** start Records shown **
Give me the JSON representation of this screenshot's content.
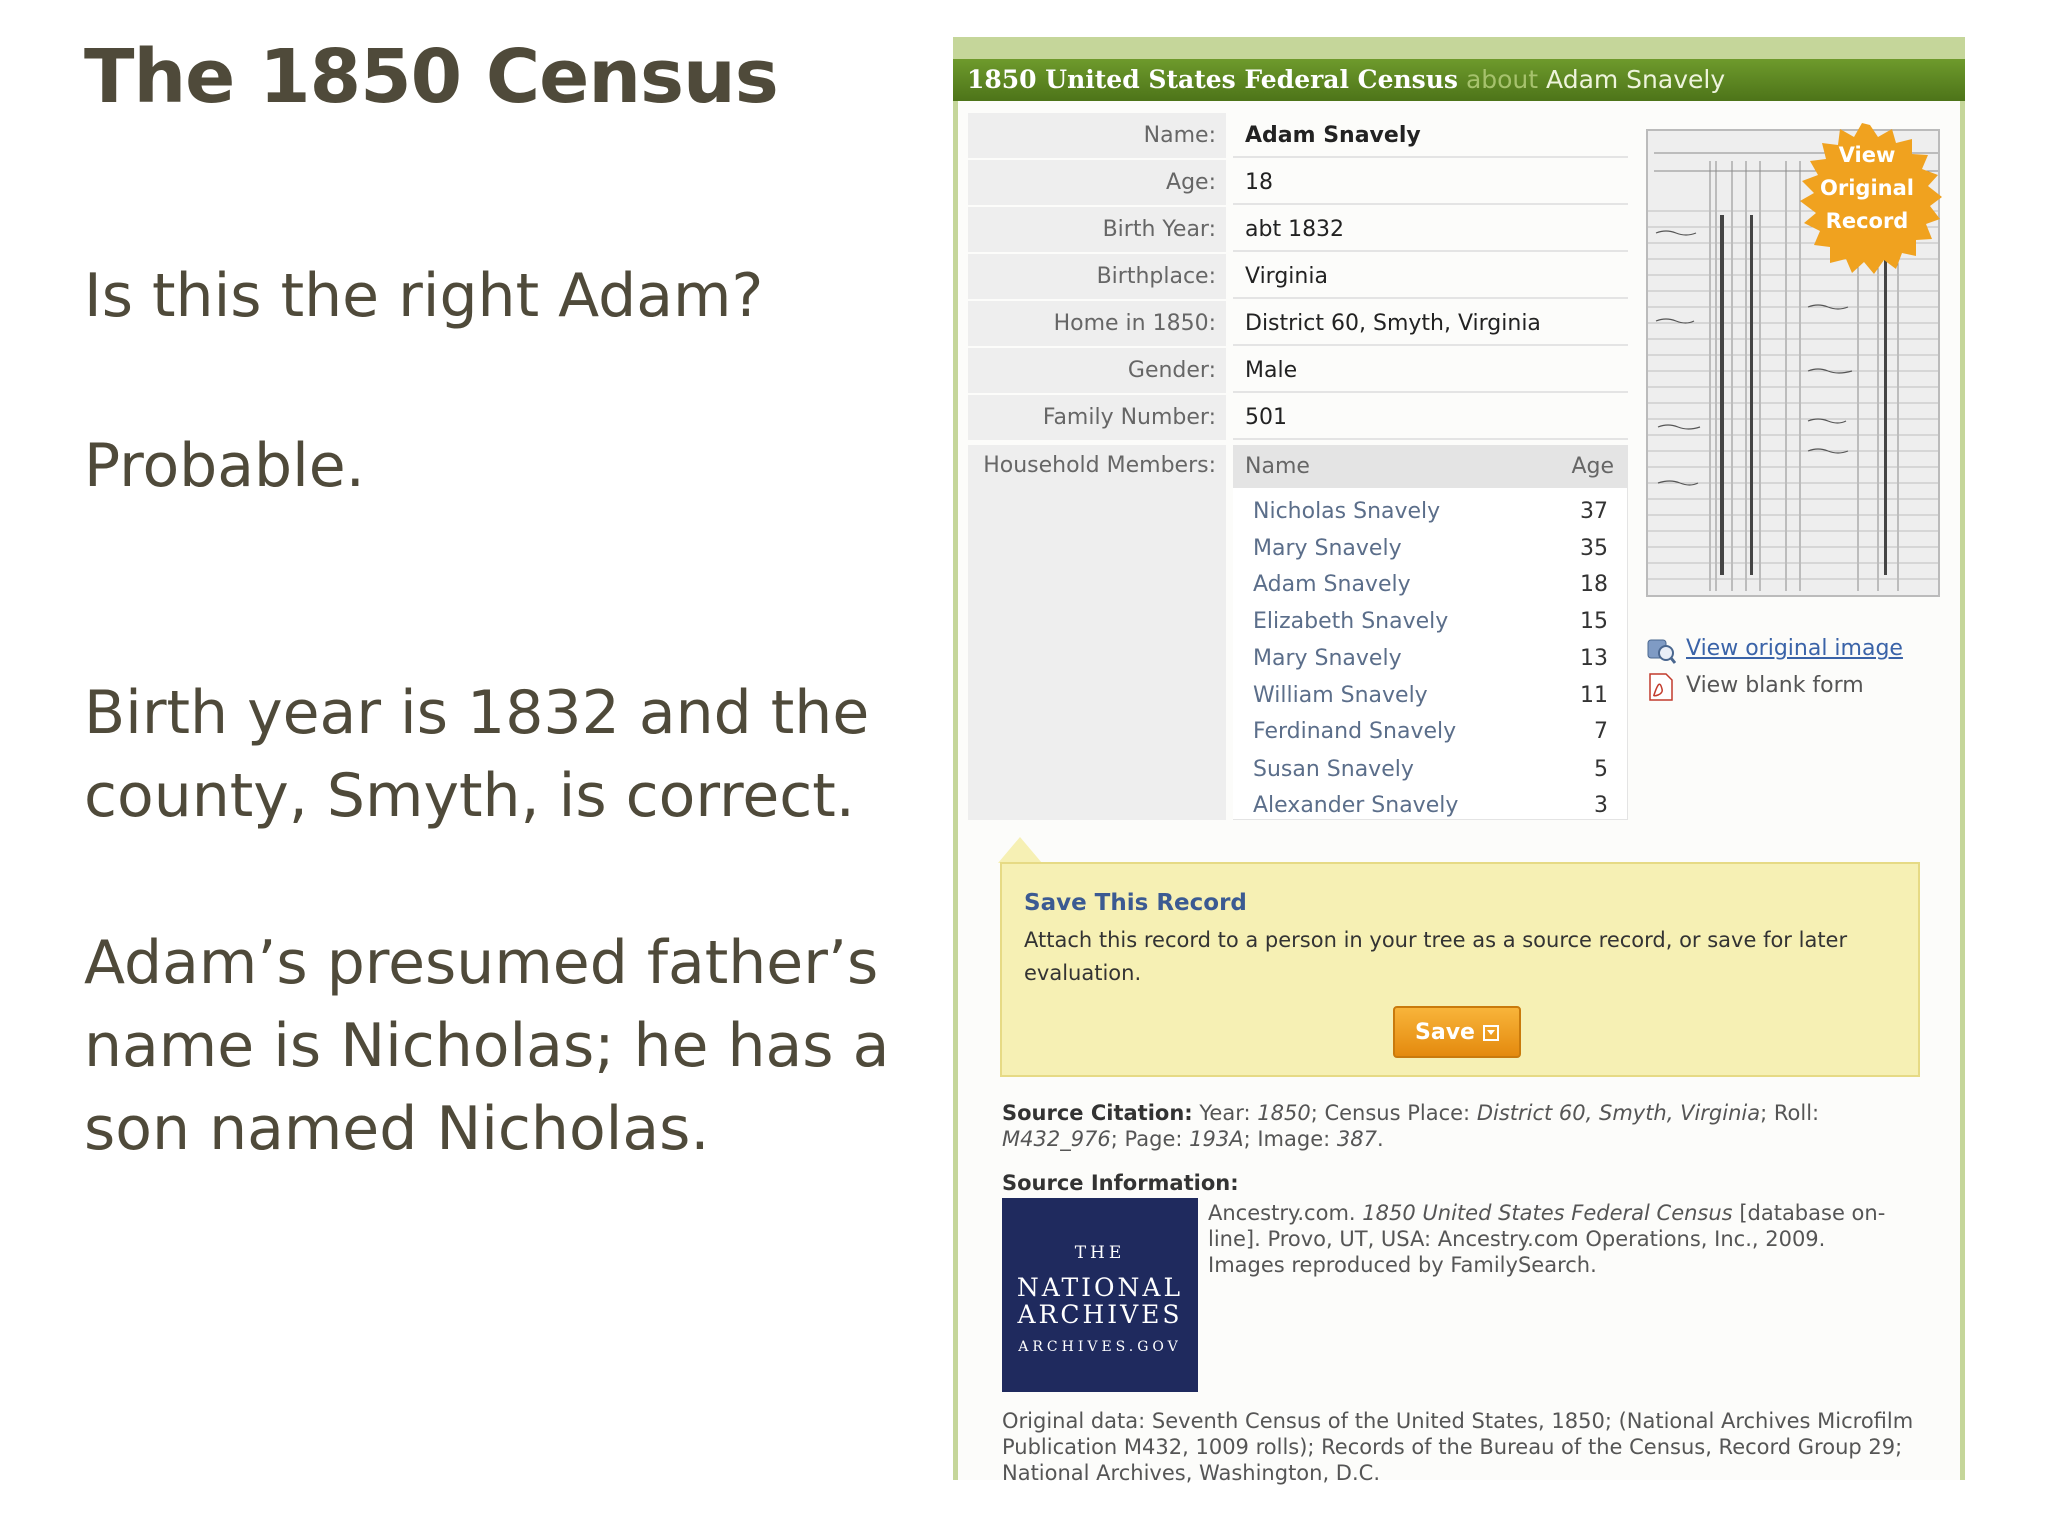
{
  "slide": {
    "title": "The 1850 Census",
    "question": "Is this the right Adam?",
    "answer": "Probable.",
    "birth_note": "Birth year is 1832 and the county, Smyth, is correct.",
    "father_note": "Adam’s presumed father’s name is Nicholas; he has a son named Nicholas."
  },
  "record": {
    "header": {
      "title": "1850 United States Federal Census",
      "about": "about",
      "name": "Adam Snavely"
    },
    "fields": [
      {
        "label": "Name:",
        "value": "Adam Snavely"
      },
      {
        "label": "Age:",
        "value": "18"
      },
      {
        "label": "Birth Year:",
        "value": "abt 1832"
      },
      {
        "label": "Birthplace:",
        "value": "Virginia"
      },
      {
        "label": "Home in 1850:",
        "value": "District 60, Smyth, Virginia"
      },
      {
        "label": "Gender:",
        "value": "Male"
      },
      {
        "label": "Family Number:",
        "value": "501"
      }
    ],
    "household": {
      "label": "Household Members:",
      "col_name": "Name",
      "col_age": "Age",
      "members": [
        {
          "name": "Nicholas Snavely",
          "age": "37"
        },
        {
          "name": "Mary Snavely",
          "age": "35"
        },
        {
          "name": "Adam Snavely",
          "age": "18"
        },
        {
          "name": "Elizabeth Snavely",
          "age": "15"
        },
        {
          "name": "Mary Snavely",
          "age": "13"
        },
        {
          "name": "William Snavely",
          "age": "11"
        },
        {
          "name": "Ferdinand Snavely",
          "age": "7"
        },
        {
          "name": "Susan Snavely",
          "age": "5"
        },
        {
          "name": "Alexander Snavely",
          "age": "3"
        }
      ]
    },
    "badge": {
      "line1": "View",
      "line2": "Original",
      "line3": "Record"
    },
    "links": {
      "view_original": "View original image",
      "view_blank": "View blank form"
    },
    "save": {
      "title": "Save This Record",
      "description": "Attach this record to a person in your tree as a source record, or save for later evaluation.",
      "button": "Save"
    },
    "citation": {
      "label": "Source Citation:",
      "year_label": "Year:",
      "year": "1850",
      "place_label": "; Census Place:",
      "place": "District 60, Smyth, Virginia",
      "roll_label": "; Roll:",
      "roll": "M432_976",
      "page_label": "; Page:",
      "page": "193A",
      "image_label": "; Image:",
      "image": "387",
      "end": "."
    },
    "source_info": {
      "label": "Source Information:",
      "pre": "Ancestry.com.",
      "db_title": "1850 United States Federal Census",
      "post": "[database on-line]. Provo, UT, USA: Ancestry.com Operations, Inc., 2009. Images reproduced by FamilySearch."
    },
    "nara_logo": {
      "the": "THE",
      "national": "NATIONAL",
      "archives": "ARCHIVES",
      "gov": "ARCHIVES.GOV"
    },
    "original_data": "Original data: Seventh Census of the United States, 1850; (National Archives Microfilm Publication M432, 1009 rolls); Records of the Bureau of the Census, Record Group 29; National Archives, Washington, D.C."
  },
  "colors": {
    "header_green": "#5a8221",
    "panel_border": "#c5d69a",
    "save_bg": "#f6f0b4",
    "save_button": "#ef9d20",
    "link_blue": "#3a63a8",
    "slide_text": "#4f4a3a",
    "nara_blue": "#1f2a5e"
  },
  "icons": [
    "view-image-icon",
    "pdf-icon",
    "save-dropdown-icon"
  ]
}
** end Records shown **
## Exercise description
Print the complete listing exactly as it stands, without its pictures.

## Response below
Give me the JSON representation of this screenshot's content.
{
  "slide": {
    "title": "The 1850 Census",
    "question": "Is this the right Adam?",
    "answer": "Probable.",
    "birth_note": "Birth year is 1832 and the county, Smyth, is correct.",
    "father_note": "Adam’s presumed father’s name is Nicholas; he has a son named Nicholas."
  },
  "record": {
    "header": {
      "title": "1850 United States Federal Census",
      "about": "about",
      "name": "Adam Snavely"
    },
    "fields": [
      {
        "label": "Name:",
        "value": "Adam Snavely"
      },
      {
        "label": "Age:",
        "value": "18"
      },
      {
        "label": "Birth Year:",
        "value": "abt 1832"
      },
      {
        "label": "Birthplace:",
        "value": "Virginia"
      },
      {
        "label": "Home in 1850:",
        "value": "District 60, Smyth, Virginia"
      },
      {
        "label": "Gender:",
        "value": "Male"
      },
      {
        "label": "Family Number:",
        "value": "501"
      }
    ],
    "household": {
      "label": "Household Members:",
      "col_name": "Name",
      "col_age": "Age",
      "members": [
        {
          "name": "Nicholas Snavely",
          "age": "37"
        },
        {
          "name": "Mary Snavely",
          "age": "35"
        },
        {
          "name": "Adam Snavely",
          "age": "18"
        },
        {
          "name": "Elizabeth Snavely",
          "age": "15"
        },
        {
          "name": "Mary Snavely",
          "age": "13"
        },
        {
          "name": "William Snavely",
          "age": "11"
        },
        {
          "name": "Ferdinand Snavely",
          "age": "7"
        },
        {
          "name": "Susan Snavely",
          "age": "5"
        },
        {
          "name": "Alexander Snavely",
          "age": "3"
        }
      ]
    },
    "badge": {
      "line1": "View",
      "line2": "Original",
      "line3": "Record"
    },
    "links": {
      "view_original": "View original image",
      "view_blank": "View blank form"
    },
    "save": {
      "title": "Save This Record",
      "description": "Attach this record to a person in your tree as a source record, or save for later evaluation.",
      "button": "Save"
    },
    "citation": {
      "label": "Source Citation:",
      "year_label": "Year:",
      "year": "1850",
      "place_label": "; Census Place:",
      "place": "District 60, Smyth, Virginia",
      "roll_label": "; Roll:",
      "roll": "M432_976",
      "page_label": "; Page:",
      "page": "193A",
      "image_label": "; Image:",
      "image": "387",
      "end": "."
    },
    "source_info": {
      "label": "Source Information:",
      "pre": "Ancestry.com.",
      "db_title": "1850 United States Federal Census",
      "post": "[database on-line]. Provo, UT, USA: Ancestry.com Operations, Inc., 2009. Images reproduced by FamilySearch."
    },
    "nara_logo": {
      "the": "THE",
      "national": "NATIONAL",
      "archives": "ARCHIVES",
      "gov": "ARCHIVES.GOV"
    },
    "original_data": "Original data: Seventh Census of the United States, 1850; (National Archives Microfilm Publication M432, 1009 rolls); Records of the Bureau of the Census, Record Group 29; National Archives, Washington, D.C."
  },
  "colors": {
    "header_green": "#5a8221",
    "panel_border": "#c5d69a",
    "save_bg": "#f6f0b4",
    "save_button": "#ef9d20",
    "link_blue": "#3a63a8",
    "slide_text": "#4f4a3a",
    "nara_blue": "#1f2a5e"
  },
  "icons": [
    "view-image-icon",
    "pdf-icon",
    "save-dropdown-icon"
  ]
}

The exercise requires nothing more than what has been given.